● TÂCHE COURTE 1: Dans le texte sur l'innovation, remplacez "calligraphie" par "typographie" et redonnez le passage compris entre "Innovation : de" et "du succès d’Apple.", inclus.

● TEXTE FOURNI:

On en parle tellement dans les médias et les colloques que certains commencent à saturer. L’« Innovation » devient un mot « valise », une tarte à la crème contemporaine que chacun glisse dans son discours, un axe stratégique que tous les établissements d’enseignement supérieur veulent développer. C’est même devenu une injonction pour les collaborateurs qui doivent tous développer leur fibre innovante et entrepreneuriale. Si l’innovation reste cruciale pour le développement de nos sociétés et nos économies, son apprentissage ne peut se réduire à un « cours » – si complet soit-il. Innover, c’est un continuum, une progression, un état d’esprit à inculquer dès le plus jeune âge, et pas seulement en fin de cursus académique, dans des cerveaux déjà bien « formatés » ;=)
Innovation : de Leonard de Vinci à Steve Jobs
Le parallèle est osé mais ces personnalités avaient une caractéristique commune : la soif d’apprendre et une insatiable curiosité pour des matières quelquefois très éloignées voire contradictoires. Vinci l’artiste, le penseur, l’homme de science et de paix mais également le créateur de machines de guerre, l’homme de pouvoir et d’influence. Steve Jobs, l’inclassable, le rebelle, le créateur mais également le génie du marketing, de la communication et du business. Des cerveaux capables de relier des univers a priori sans connexion. Et pourtant… que seraient devenus Vinci sans son approche universelle et cosmologique ? Et Steve Jobs sans sa passion pour les cultures lointaines et la calligraphie qui lui inspira l’importance de la forme et du design dans l’innovation, fondement du succès d’Apple.

● TÂCHE COURTE 2: Renvoyez telles quelles les lignes du listing, depuis son début jusqu'à la ligne contenant "archive-stamp-label: atti (1200, 87, 1228, 108)", celle-ci comprise.

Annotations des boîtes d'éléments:
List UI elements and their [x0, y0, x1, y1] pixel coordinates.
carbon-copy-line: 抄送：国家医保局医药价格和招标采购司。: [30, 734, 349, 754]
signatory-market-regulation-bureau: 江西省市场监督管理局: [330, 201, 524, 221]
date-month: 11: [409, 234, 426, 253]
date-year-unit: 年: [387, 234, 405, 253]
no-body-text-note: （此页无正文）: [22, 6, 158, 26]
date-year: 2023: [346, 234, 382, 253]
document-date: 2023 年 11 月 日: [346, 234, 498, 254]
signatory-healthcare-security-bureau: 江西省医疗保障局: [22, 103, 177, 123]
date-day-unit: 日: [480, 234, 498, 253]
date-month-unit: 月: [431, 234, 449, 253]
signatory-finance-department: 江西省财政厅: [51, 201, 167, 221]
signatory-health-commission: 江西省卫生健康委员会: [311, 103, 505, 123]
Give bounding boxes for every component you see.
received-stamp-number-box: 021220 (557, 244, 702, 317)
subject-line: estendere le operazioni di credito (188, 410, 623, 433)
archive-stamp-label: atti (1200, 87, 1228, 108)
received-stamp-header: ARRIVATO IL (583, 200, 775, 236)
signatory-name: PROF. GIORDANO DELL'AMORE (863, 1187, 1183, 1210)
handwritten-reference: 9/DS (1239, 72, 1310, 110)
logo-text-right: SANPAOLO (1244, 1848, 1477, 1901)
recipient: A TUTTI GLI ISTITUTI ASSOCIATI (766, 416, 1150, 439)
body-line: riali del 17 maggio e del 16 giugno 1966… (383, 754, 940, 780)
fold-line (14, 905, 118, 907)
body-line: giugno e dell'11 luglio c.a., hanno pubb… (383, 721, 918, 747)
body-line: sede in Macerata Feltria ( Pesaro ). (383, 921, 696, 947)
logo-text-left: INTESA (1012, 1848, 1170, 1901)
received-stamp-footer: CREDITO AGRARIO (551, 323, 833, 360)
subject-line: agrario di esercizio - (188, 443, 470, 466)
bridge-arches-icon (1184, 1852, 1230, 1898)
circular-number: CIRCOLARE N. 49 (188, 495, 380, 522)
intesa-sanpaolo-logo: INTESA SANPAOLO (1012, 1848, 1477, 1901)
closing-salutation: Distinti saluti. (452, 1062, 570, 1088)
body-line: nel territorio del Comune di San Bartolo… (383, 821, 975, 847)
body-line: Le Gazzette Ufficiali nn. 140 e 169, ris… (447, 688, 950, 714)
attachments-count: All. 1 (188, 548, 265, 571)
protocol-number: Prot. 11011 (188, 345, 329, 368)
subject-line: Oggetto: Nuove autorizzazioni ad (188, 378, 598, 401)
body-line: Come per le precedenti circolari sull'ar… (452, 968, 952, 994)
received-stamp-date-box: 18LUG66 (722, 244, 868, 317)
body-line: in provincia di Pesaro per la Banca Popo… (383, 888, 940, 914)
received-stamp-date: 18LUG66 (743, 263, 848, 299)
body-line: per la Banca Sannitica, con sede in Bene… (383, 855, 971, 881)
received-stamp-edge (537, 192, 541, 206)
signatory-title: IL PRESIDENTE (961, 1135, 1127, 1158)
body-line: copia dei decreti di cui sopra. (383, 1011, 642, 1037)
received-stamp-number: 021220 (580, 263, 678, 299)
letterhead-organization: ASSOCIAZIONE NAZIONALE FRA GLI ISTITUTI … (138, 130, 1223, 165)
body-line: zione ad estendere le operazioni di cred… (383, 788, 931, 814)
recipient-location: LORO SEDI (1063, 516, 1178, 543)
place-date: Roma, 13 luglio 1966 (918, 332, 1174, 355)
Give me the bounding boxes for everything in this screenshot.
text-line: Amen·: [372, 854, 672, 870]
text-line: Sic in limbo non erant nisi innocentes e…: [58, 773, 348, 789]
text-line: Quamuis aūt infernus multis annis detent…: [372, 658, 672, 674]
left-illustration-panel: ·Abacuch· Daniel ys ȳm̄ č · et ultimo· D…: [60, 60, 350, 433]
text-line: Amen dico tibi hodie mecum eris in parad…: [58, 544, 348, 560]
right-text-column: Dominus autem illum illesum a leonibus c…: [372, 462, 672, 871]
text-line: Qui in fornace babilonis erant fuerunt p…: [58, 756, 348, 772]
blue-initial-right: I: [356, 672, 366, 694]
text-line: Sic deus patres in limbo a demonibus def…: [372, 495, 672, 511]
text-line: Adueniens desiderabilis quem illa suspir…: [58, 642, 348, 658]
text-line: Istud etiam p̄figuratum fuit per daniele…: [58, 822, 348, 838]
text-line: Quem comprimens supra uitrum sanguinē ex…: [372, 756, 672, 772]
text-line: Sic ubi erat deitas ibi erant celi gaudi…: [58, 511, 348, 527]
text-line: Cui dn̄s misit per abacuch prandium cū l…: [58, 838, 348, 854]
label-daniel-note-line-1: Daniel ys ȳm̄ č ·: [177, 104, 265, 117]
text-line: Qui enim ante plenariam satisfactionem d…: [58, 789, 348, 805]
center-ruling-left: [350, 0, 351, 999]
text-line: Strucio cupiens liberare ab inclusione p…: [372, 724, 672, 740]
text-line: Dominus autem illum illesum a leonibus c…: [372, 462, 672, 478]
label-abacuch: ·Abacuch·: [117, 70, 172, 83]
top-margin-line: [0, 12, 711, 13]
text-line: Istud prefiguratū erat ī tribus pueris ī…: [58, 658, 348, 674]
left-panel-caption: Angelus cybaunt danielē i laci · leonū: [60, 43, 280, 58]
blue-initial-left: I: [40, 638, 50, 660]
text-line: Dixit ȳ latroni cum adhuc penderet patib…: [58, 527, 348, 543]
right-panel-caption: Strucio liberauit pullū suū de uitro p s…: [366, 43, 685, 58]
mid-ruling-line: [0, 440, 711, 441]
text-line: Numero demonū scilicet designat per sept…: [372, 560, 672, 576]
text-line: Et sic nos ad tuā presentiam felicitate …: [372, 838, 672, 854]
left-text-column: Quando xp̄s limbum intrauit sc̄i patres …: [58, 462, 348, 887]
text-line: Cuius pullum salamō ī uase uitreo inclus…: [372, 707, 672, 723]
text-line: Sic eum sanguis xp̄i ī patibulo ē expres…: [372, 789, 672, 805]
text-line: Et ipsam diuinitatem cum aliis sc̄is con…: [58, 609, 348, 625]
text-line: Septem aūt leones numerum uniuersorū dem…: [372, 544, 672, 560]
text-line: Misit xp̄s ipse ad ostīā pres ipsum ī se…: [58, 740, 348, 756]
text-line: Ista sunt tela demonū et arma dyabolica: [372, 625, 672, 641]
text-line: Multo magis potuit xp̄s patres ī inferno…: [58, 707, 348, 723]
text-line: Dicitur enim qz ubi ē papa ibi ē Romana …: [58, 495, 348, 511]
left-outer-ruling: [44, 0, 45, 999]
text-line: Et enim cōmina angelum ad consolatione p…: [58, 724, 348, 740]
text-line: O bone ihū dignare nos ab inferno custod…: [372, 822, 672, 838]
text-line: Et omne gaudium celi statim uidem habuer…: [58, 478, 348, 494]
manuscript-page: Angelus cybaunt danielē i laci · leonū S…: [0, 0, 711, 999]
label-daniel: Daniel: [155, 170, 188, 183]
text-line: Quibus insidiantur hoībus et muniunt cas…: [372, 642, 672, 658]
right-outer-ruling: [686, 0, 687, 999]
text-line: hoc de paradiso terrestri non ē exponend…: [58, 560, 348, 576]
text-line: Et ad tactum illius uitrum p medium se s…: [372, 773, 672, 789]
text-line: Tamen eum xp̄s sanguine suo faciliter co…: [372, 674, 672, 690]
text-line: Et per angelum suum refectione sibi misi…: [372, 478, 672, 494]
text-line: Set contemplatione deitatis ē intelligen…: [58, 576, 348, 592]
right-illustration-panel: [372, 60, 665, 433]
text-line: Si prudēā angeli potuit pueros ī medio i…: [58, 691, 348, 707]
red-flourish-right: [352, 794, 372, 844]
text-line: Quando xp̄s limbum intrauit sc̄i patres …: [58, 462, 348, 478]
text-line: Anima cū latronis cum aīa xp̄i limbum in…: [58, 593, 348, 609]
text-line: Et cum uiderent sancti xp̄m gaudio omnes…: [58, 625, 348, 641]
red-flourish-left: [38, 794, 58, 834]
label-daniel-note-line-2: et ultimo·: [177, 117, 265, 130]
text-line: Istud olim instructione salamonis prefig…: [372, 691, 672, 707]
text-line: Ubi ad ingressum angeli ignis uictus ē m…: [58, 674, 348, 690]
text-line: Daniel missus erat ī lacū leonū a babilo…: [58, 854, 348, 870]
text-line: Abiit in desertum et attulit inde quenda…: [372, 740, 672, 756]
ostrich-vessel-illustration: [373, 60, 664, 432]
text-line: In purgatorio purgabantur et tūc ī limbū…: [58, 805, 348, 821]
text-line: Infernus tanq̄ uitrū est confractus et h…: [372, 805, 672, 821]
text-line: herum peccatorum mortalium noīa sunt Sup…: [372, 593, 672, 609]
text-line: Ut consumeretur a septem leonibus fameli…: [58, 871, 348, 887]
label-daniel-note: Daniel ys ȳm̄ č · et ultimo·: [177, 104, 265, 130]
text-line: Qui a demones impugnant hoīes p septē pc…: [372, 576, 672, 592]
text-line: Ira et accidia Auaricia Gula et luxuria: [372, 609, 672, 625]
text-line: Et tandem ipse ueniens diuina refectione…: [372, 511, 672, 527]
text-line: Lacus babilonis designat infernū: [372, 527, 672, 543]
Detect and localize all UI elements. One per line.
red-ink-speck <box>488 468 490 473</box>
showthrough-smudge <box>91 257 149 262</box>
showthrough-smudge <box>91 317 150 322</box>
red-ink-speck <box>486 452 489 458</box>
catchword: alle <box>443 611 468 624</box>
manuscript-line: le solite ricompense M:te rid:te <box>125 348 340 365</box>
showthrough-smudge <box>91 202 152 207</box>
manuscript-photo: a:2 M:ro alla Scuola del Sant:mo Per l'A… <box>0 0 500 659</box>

● RÉPONSE 1:
Innovation : de Leonard de Vinci à Steve Jobs
Le parallèle est osé mais ces personnalités avaient une caractéristique commune : la soif d’apprendre et une insatiable curiosité pour des matières quelquefois très éloignées voire contradictoires. Vinci l’artiste, le penseur, l’homme de science et de paix mais également le créateur de machines de guerre, l’homme de pouvoir et d’influence. Steve Jobs, l’inclassable, le rebelle, le créateur mais également le génie du marketing, de la communication et du business. Des cerveaux capables de relier des univers a priori sans connexion. Et pourtant… que seraient devenus Vinci sans son approche universelle et cosmologique ? Et Steve Jobs sans sa passion pour les cultures lointaines et la typographie qui lui inspira l’importance de la forme et du design dans l’innovation, fondement du succès d’Apple.

● RÉPONSE 2:
List UI elements and their [x0, y0, x1, y1] pixel coordinates.
carbon-copy-line: 抄送：国家医保局医药价格和招标采购司。: [30, 734, 349, 754]
signatory-market-regulation-bureau: 江西省市场监督管理局: [330, 201, 524, 221]
date-month: 11: [409, 234, 426, 253]
date-year-unit: 年: [387, 234, 405, 253]
no-body-text-note: （此页无正文）: [22, 6, 158, 26]
date-year: 2023: [346, 234, 382, 253]
document-date: 2023 年 11 月 日: [346, 234, 498, 254]
signatory-healthcare-security-bureau: 江西省医疗保障局: [22, 103, 177, 123]
date-day-unit: 日: [480, 234, 498, 253]
date-month-unit: 月: [431, 234, 449, 253]
signatory-finance-department: 江西省财政厅: [51, 201, 167, 221]
signatory-health-commission: 江西省卫生健康委员会: [311, 103, 505, 123]
Give bounding boxes for every component you see.
received-stamp-number-box: 021220 (557, 244, 702, 317)
subject-line: estendere le operazioni di credito (188, 410, 623, 433)
archive-stamp-label: atti (1200, 87, 1228, 108)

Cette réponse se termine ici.